*WRITTEN EXERCISE*: Copy every line with the string "Siri" in it.

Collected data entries
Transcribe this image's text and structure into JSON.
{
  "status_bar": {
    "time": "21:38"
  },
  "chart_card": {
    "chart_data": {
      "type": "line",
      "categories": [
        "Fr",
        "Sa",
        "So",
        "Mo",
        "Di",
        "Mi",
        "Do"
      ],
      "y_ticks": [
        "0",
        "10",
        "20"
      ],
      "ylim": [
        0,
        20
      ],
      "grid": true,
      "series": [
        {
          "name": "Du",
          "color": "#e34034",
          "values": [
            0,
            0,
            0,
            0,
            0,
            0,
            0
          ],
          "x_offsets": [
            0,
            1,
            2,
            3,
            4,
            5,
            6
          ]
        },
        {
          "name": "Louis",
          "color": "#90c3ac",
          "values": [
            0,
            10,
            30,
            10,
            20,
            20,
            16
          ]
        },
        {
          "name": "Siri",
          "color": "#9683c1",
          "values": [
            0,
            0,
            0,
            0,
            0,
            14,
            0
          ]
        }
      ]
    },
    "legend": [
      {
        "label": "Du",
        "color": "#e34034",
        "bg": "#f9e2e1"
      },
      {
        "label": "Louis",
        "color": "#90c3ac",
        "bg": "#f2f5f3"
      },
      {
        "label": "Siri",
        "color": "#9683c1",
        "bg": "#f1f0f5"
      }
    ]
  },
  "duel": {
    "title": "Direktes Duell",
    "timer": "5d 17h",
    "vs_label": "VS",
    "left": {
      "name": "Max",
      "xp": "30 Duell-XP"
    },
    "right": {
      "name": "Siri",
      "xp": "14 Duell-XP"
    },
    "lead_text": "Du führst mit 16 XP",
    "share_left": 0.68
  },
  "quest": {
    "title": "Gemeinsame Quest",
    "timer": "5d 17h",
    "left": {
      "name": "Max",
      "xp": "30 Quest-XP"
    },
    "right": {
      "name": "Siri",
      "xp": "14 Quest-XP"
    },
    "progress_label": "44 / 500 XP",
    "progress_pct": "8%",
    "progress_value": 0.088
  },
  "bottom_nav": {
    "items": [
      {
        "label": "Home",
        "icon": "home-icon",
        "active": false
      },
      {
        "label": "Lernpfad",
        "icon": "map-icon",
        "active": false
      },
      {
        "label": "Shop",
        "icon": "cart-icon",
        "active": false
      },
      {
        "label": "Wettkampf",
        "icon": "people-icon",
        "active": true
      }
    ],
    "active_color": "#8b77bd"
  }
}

*SOLUTION TO THIS EXERCISE*:
          "name": "Siri",
        "label": "Siri",
      "name": "Siri",
      "name": "Siri",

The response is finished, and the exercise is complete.